Set the listing down again exactly, please, apart from its pictures.

■ ■ ■ ■ ■

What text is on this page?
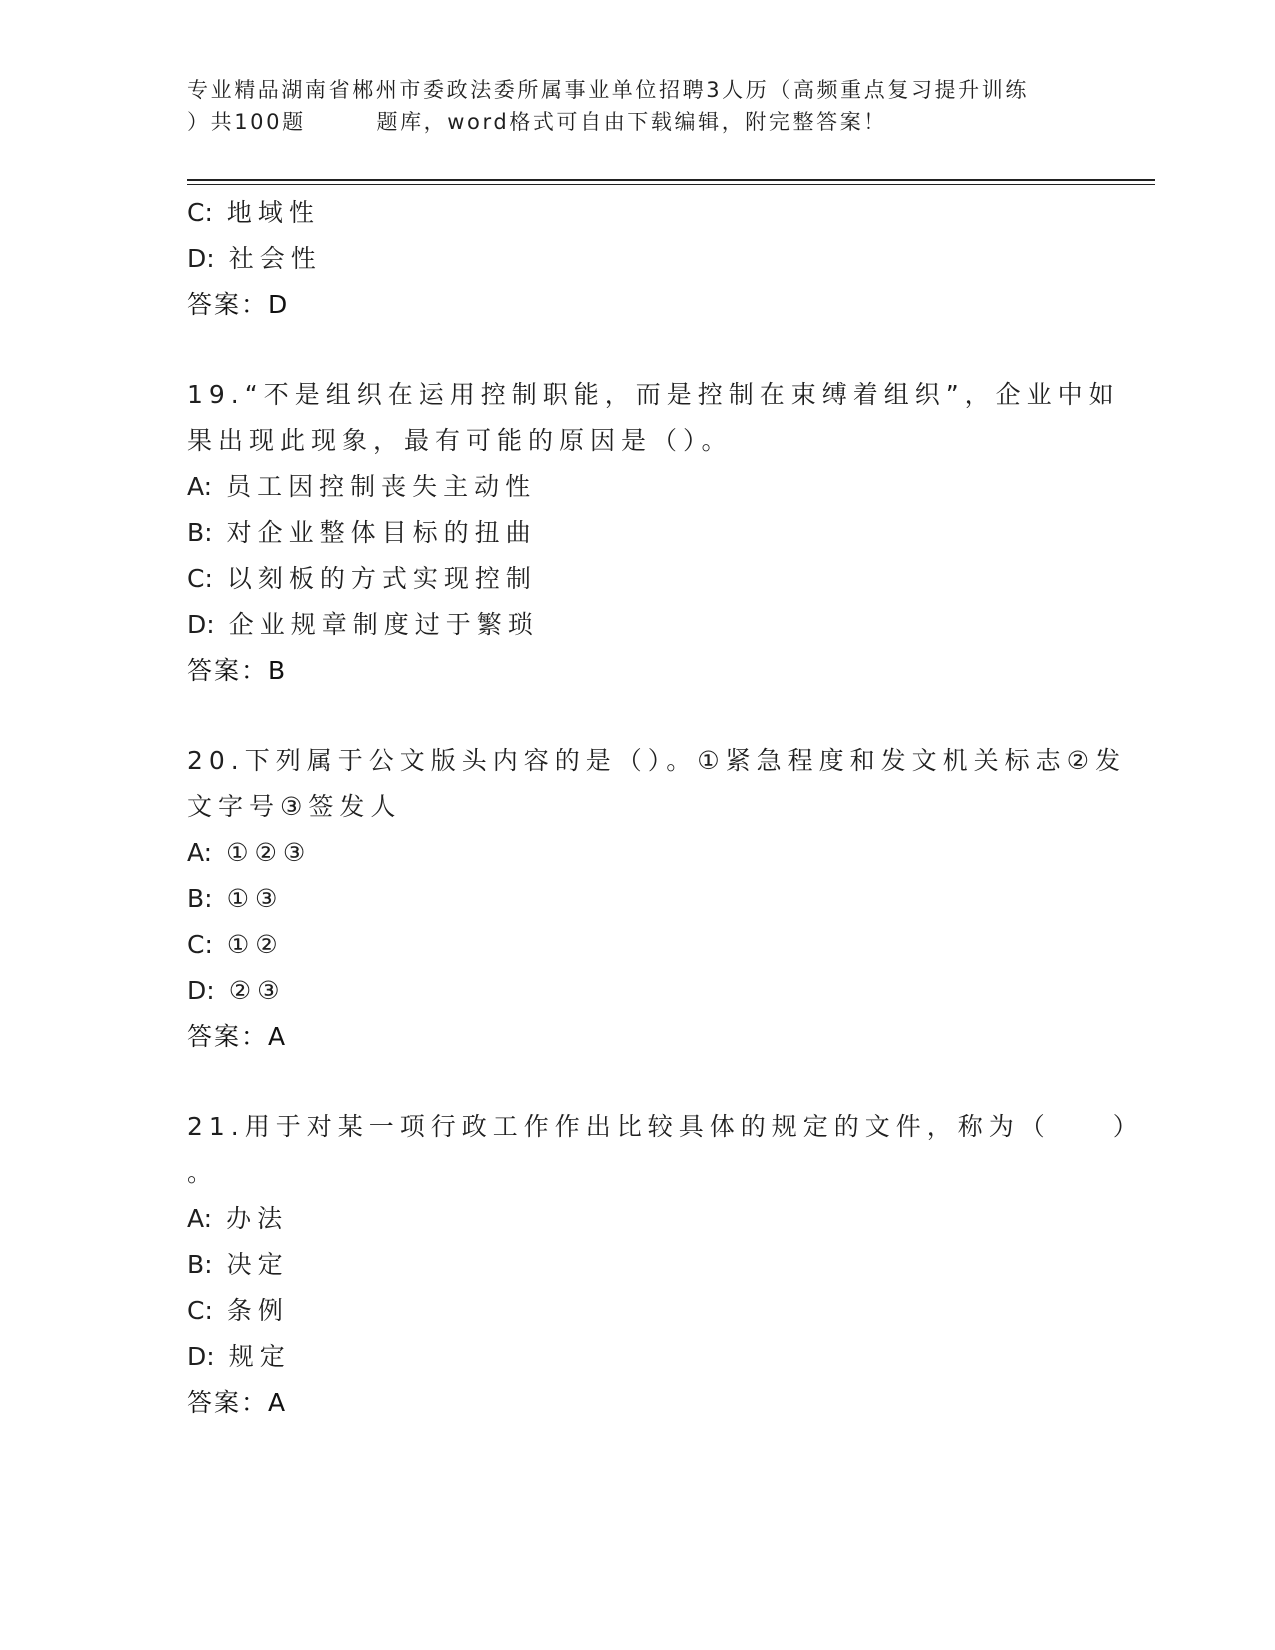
专业精品湖南省郴州市委政法委所属事业单位招聘3人历（高频重点复习提升训练
）共100题　　　题库，word格式可自由下载编辑，附完整答案！
C: 地域性
D: 社会性
答案：D
19.“不是组织在运用控制职能，而是控制在束缚着组织”，企业中如
果出现此现象，最有可能的原因是（）。
A: 员工因控制丧失主动性
B: 对企业整体目标的扭曲
C: 以刻板的方式实现控制
D: 企业规章制度过于繁琐
答案：B
20.下列属于公文版头内容的是（）。①紧急程度和发文机关标志②发
文字号③签发人
A: ①②③
B: ①③
C: ①②
D: ②③
答案：A
21.用于对某一项行政工作作出比较具体的规定的文件，称为（　　）
。
A: 办法
B: 决定
C: 条例
D: 规定
答案：A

■ ■ ■ ■ ■

## Output of the task
What text is on this page?
专业精品湖南省郴州市委政法委所属事业单位招聘3人历（高频重点复习提升训练
）共100题　　　题库，word格式可自由下载编辑，附完整答案！
C: 地域性
D: 社会性
答案：D
19.“不是组织在运用控制职能，而是控制在束缚着组织”，企业中如
果出现此现象，最有可能的原因是（）。
A: 员工因控制丧失主动性
B: 对企业整体目标的扭曲
C: 以刻板的方式实现控制
D: 企业规章制度过于繁琐
答案：B
20.下列属于公文版头内容的是（）。①紧急程度和发文机关标志②发
文字号③签发人
A: ①②③
B: ①③
C: ①②
D: ②③
答案：A
21.用于对某一项行政工作作出比较具体的规定的文件，称为（　　）
。
A: 办法
B: 决定
C: 条例
D: 规定
答案：A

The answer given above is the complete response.